**REQUIRED TASK:**
Give back every line exactly as it appears, pictures excluded.
..............................
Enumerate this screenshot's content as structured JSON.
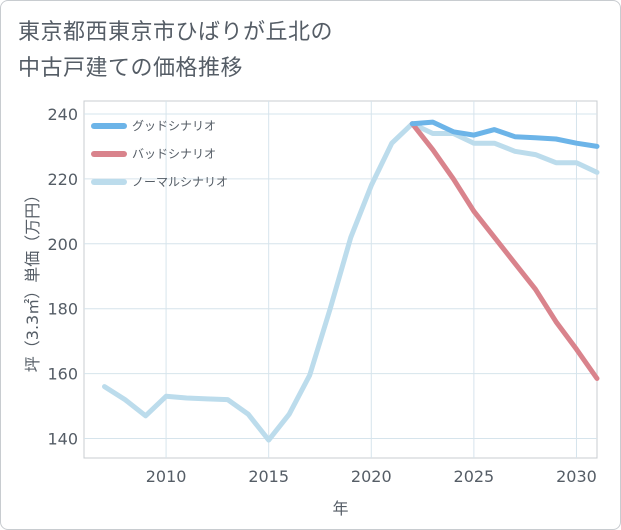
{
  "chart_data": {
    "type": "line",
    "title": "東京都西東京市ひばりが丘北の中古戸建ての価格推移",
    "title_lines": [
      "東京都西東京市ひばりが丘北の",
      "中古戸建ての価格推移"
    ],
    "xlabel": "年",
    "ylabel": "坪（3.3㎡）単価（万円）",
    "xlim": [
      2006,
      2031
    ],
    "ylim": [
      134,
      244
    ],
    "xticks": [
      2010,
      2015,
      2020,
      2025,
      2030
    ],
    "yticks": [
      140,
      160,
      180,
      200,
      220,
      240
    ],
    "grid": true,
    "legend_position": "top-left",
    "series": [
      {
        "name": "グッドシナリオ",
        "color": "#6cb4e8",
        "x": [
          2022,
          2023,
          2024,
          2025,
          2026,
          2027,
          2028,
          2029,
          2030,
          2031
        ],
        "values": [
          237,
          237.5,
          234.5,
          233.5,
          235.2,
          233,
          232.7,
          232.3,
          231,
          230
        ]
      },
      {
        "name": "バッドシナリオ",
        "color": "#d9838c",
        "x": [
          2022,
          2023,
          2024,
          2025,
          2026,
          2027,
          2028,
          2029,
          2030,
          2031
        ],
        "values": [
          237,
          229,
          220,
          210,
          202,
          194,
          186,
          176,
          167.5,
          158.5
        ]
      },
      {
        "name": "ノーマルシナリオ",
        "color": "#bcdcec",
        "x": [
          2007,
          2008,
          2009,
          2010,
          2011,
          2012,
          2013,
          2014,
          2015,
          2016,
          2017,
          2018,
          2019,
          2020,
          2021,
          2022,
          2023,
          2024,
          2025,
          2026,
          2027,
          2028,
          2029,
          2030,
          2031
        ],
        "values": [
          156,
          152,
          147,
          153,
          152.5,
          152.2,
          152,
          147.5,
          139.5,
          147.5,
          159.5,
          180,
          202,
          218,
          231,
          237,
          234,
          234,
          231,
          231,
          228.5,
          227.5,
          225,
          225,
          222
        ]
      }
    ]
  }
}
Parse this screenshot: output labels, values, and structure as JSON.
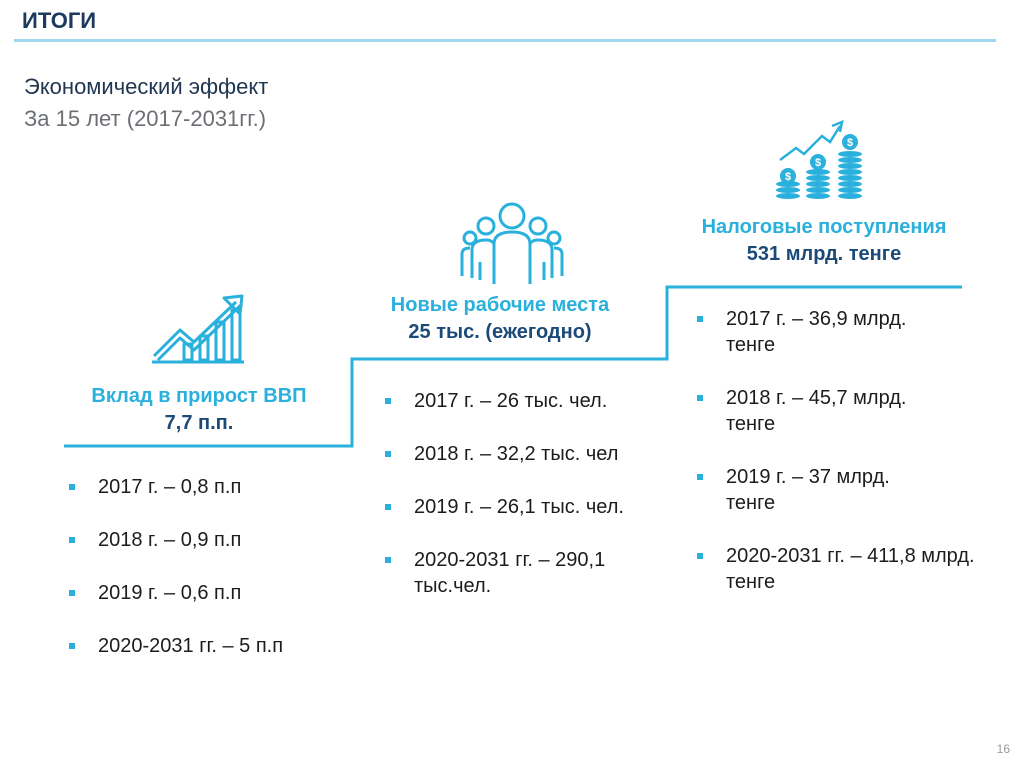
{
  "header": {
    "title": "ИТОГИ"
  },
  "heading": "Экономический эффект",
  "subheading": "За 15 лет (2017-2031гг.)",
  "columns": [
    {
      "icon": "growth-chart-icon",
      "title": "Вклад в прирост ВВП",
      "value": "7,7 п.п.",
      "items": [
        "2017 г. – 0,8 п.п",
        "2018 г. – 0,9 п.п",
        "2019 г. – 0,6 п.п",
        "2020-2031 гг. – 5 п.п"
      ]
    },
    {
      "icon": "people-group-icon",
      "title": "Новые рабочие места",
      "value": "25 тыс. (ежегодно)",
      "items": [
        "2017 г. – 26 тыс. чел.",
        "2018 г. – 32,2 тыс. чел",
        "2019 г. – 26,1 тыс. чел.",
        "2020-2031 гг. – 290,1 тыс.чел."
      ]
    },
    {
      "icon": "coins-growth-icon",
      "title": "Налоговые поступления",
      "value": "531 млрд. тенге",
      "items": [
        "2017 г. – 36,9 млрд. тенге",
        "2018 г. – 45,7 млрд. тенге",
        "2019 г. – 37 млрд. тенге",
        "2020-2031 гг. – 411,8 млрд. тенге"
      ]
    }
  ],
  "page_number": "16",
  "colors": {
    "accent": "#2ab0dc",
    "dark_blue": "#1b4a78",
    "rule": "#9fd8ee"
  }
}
..............................
**FULL SOLUTION:**
Enumerate this screenshot's content as structured JSON.
{
  "chart_data": {
    "type": "line",
    "title": "東京都西東京市ひばりが丘北の中古戸建ての価格推移",
    "title_lines": [
      "東京都西東京市ひばりが丘北の",
      "中古戸建ての価格推移"
    ],
    "xlabel": "年",
    "ylabel": "坪（3.3㎡）単価（万円）",
    "xlim": [
      2006,
      2031
    ],
    "ylim": [
      134,
      244
    ],
    "xticks": [
      2010,
      2015,
      2020,
      2025,
      2030
    ],
    "yticks": [
      140,
      160,
      180,
      200,
      220,
      240
    ],
    "grid": true,
    "legend_position": "top-left",
    "series": [
      {
        "name": "グッドシナリオ",
        "color": "#6cb4e8",
        "x": [
          2022,
          2023,
          2024,
          2025,
          2026,
          2027,
          2028,
          2029,
          2030,
          2031
        ],
        "values": [
          237,
          237.5,
          234.5,
          233.5,
          235.2,
          233,
          232.7,
          232.3,
          231,
          230
        ]
      },
      {
        "name": "バッドシナリオ",
        "color": "#d9838c",
        "x": [
          2022,
          2023,
          2024,
          2025,
          2026,
          2027,
          2028,
          2029,
          2030,
          2031
        ],
        "values": [
          237,
          229,
          220,
          210,
          202,
          194,
          186,
          176,
          167.5,
          158.5
        ]
      },
      {
        "name": "ノーマルシナリオ",
        "color": "#bcdcec",
        "x": [
          2007,
          2008,
          2009,
          2010,
          2011,
          2012,
          2013,
          2014,
          2015,
          2016,
          2017,
          2018,
          2019,
          2020,
          2021,
          2022,
          2023,
          2024,
          2025,
          2026,
          2027,
          2028,
          2029,
          2030,
          2031
        ],
        "values": [
          156,
          152,
          147,
          153,
          152.5,
          152.2,
          152,
          147.5,
          139.5,
          147.5,
          159.5,
          180,
          202,
          218,
          231,
          237,
          234,
          234,
          231,
          231,
          228.5,
          227.5,
          225,
          225,
          222
        ]
      }
    ]
  }
}
Parse this screenshot: output labels, values, and structure as JSON.
{
  "header": {
    "title": "ИТОГИ"
  },
  "heading": "Экономический эффект",
  "subheading": "За 15 лет (2017-2031гг.)",
  "columns": [
    {
      "icon": "growth-chart-icon",
      "title": "Вклад в прирост ВВП",
      "value": "7,7 п.п.",
      "items": [
        "2017 г. – 0,8 п.п",
        "2018 г. – 0,9 п.п",
        "2019 г. – 0,6 п.п",
        "2020-2031 гг. – 5 п.п"
      ]
    },
    {
      "icon": "people-group-icon",
      "title": "Новые рабочие места",
      "value": "25 тыс. (ежегодно)",
      "items": [
        "2017 г. – 26 тыс. чел.",
        "2018 г. – 32,2 тыс. чел",
        "2019 г. – 26,1 тыс. чел.",
        "2020-2031 гг. – 290,1 тыс.чел."
      ]
    },
    {
      "icon": "coins-growth-icon",
      "title": "Налоговые поступления",
      "value": "531 млрд. тенге",
      "items": [
        "2017 г. – 36,9 млрд. тенге",
        "2018 г. – 45,7 млрд. тенге",
        "2019 г. – 37 млрд. тенге",
        "2020-2031 гг. – 411,8 млрд. тенге"
      ]
    }
  ],
  "page_number": "16",
  "colors": {
    "accent": "#2ab0dc",
    "dark_blue": "#1b4a78",
    "rule": "#9fd8ee"
  }
}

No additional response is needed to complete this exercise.